+++ Information provided +++

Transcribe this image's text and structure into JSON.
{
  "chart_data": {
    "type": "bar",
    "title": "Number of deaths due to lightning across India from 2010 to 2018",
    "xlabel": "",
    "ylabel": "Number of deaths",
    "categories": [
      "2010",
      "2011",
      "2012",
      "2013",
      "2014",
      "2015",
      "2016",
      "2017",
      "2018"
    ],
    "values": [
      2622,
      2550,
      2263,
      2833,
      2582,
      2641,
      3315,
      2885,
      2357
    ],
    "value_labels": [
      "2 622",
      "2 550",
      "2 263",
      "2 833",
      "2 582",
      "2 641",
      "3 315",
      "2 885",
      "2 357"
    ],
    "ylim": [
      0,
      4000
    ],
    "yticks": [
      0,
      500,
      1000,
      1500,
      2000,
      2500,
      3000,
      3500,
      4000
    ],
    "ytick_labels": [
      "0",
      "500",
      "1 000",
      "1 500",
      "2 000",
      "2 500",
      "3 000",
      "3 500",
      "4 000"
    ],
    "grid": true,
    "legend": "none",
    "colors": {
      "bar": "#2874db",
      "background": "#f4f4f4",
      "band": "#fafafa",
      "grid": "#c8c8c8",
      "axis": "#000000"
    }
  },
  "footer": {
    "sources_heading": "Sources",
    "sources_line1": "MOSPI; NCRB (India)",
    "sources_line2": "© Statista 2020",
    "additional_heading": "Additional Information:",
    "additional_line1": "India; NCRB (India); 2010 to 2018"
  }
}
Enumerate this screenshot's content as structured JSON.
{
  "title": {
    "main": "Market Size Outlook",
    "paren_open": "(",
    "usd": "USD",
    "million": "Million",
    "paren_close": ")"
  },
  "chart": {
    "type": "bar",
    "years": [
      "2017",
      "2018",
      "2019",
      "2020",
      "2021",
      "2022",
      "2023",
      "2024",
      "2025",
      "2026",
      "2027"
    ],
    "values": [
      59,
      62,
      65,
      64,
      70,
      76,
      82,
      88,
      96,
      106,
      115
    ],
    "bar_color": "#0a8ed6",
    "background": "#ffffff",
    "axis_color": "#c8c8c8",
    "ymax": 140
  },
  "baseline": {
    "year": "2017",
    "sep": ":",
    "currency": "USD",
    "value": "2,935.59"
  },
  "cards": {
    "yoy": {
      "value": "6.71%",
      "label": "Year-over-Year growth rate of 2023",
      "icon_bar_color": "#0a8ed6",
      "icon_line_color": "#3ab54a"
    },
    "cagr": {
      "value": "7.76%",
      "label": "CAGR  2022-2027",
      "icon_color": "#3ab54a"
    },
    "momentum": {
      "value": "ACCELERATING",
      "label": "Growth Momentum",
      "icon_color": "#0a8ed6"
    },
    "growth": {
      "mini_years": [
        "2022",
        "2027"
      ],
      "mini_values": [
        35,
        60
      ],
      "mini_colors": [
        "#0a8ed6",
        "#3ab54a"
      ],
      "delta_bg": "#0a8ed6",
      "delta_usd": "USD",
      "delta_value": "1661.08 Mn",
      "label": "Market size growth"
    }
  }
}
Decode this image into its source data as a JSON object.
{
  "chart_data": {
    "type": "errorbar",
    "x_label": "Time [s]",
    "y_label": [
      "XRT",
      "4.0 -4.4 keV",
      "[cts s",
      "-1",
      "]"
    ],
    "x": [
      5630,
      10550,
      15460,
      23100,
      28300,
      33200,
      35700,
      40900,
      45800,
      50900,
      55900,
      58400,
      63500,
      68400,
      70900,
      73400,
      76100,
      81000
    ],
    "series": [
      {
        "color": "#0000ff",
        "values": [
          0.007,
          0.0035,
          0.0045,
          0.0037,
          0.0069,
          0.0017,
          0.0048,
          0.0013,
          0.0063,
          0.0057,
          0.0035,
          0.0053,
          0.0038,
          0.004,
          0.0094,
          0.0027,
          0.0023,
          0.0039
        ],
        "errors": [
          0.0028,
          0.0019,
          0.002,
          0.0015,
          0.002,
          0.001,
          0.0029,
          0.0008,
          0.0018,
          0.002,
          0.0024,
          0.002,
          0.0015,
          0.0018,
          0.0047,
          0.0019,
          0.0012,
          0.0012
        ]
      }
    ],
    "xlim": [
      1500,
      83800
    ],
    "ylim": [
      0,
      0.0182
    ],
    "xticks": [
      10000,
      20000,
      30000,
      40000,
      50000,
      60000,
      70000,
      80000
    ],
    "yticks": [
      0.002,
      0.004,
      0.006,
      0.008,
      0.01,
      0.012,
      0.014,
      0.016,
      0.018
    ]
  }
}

+++

» The task
Copy the data above in full, character for character.

» In response
Transcribe this image's text and structure into JSON.
{
  "chart_data": {
    "type": "bar",
    "title": "Number of deaths due to lightning across India from 2010 to 2018",
    "xlabel": "",
    "ylabel": "Number of deaths",
    "categories": [
      "2010",
      "2011",
      "2012",
      "2013",
      "2014",
      "2015",
      "2016",
      "2017",
      "2018"
    ],
    "values": [
      2622,
      2550,
      2263,
      2833,
      2582,
      2641,
      3315,
      2885,
      2357
    ],
    "value_labels": [
      "2 622",
      "2 550",
      "2 263",
      "2 833",
      "2 582",
      "2 641",
      "3 315",
      "2 885",
      "2 357"
    ],
    "ylim": [
      0,
      4000
    ],
    "yticks": [
      0,
      500,
      1000,
      1500,
      2000,
      2500,
      3000,
      3500,
      4000
    ],
    "ytick_labels": [
      "0",
      "500",
      "1 000",
      "1 500",
      "2 000",
      "2 500",
      "3 000",
      "3 500",
      "4 000"
    ],
    "grid": true,
    "legend": "none",
    "colors": {
      "bar": "#2874db",
      "background": "#f4f4f4",
      "band": "#fafafa",
      "grid": "#c8c8c8",
      "axis": "#000000"
    }
  },
  "footer": {
    "sources_heading": "Sources",
    "sources_line1": "MOSPI; NCRB (India)",
    "sources_line2": "© Statista 2020",
    "additional_heading": "Additional Information:",
    "additional_line1": "India; NCRB (India); 2010 to 2018"
  }
}
Enumerate this screenshot's content as structured JSON.
{
  "title": {
    "main": "Market Size Outlook",
    "paren_open": "(",
    "usd": "USD",
    "million": "Million",
    "paren_close": ")"
  },
  "chart": {
    "type": "bar",
    "years": [
      "2017",
      "2018",
      "2019",
      "2020",
      "2021",
      "2022",
      "2023",
      "2024",
      "2025",
      "2026",
      "2027"
    ],
    "values": [
      59,
      62,
      65,
      64,
      70,
      76,
      82,
      88,
      96,
      106,
      115
    ],
    "bar_color": "#0a8ed6",
    "background": "#ffffff",
    "axis_color": "#c8c8c8",
    "ymax": 140
  },
  "baseline": {
    "year": "2017",
    "sep": ":",
    "currency": "USD",
    "value": "2,935.59"
  },
  "cards": {
    "yoy": {
      "value": "6.71%",
      "label": "Year-over-Year growth rate of 2023",
      "icon_bar_color": "#0a8ed6",
      "icon_line_color": "#3ab54a"
    },
    "cagr": {
      "value": "7.76%",
      "label": "CAGR  2022-2027",
      "icon_color": "#3ab54a"
    },
    "momentum": {
      "value": "ACCELERATING",
      "label": "Growth Momentum",
      "icon_color": "#0a8ed6"
    },
    "growth": {
      "mini_years": [
        "2022",
        "2027"
      ],
      "mini_values": [
        35,
        60
      ],
      "mini_colors": [
        "#0a8ed6",
        "#3ab54a"
      ],
      "delta_bg": "#0a8ed6",
      "delta_usd": "USD",
      "delta_value": "1661.08 Mn",
      "label": "Market size growth"
    }
  }
}
Decode this image into its source data as a JSON object.
{
  "chart_data": {
    "type": "errorbar",
    "x_label": "Time [s]",
    "y_label": [
      "XRT",
      "4.0 -4.4 keV",
      "[cts s",
      "-1",
      "]"
    ],
    "x": [
      5630,
      10550,
      15460,
      23100,
      28300,
      33200,
      35700,
      40900,
      45800,
      50900,
      55900,
      58400,
      63500,
      68400,
      70900,
      73400,
      76100,
      81000
    ],
    "series": [
      {
        "color": "#0000ff",
        "values": [
          0.007,
          0.0035,
          0.0045,
          0.0037,
          0.0069,
          0.0017,
          0.0048,
          0.0013,
          0.0063,
          0.0057,
          0.0035,
          0.0053,
          0.0038,
          0.004,
          0.0094,
          0.0027,
          0.0023,
          0.0039
        ],
        "errors": [
          0.0028,
          0.0019,
          0.002,
          0.0015,
          0.002,
          0.001,
          0.0029,
          0.0008,
          0.0018,
          0.002,
          0.0024,
          0.002,
          0.0015,
          0.0018,
          0.0047,
          0.0019,
          0.0012,
          0.0012
        ]
      }
    ],
    "xlim": [
      1500,
      83800
    ],
    "ylim": [
      0,
      0.0182
    ],
    "xticks": [
      10000,
      20000,
      30000,
      40000,
      50000,
      60000,
      70000,
      80000
    ],
    "yticks": [
      0.002,
      0.004,
      0.006,
      0.008,
      0.01,
      0.012,
      0.014,
      0.016,
      0.018
    ]
  }
}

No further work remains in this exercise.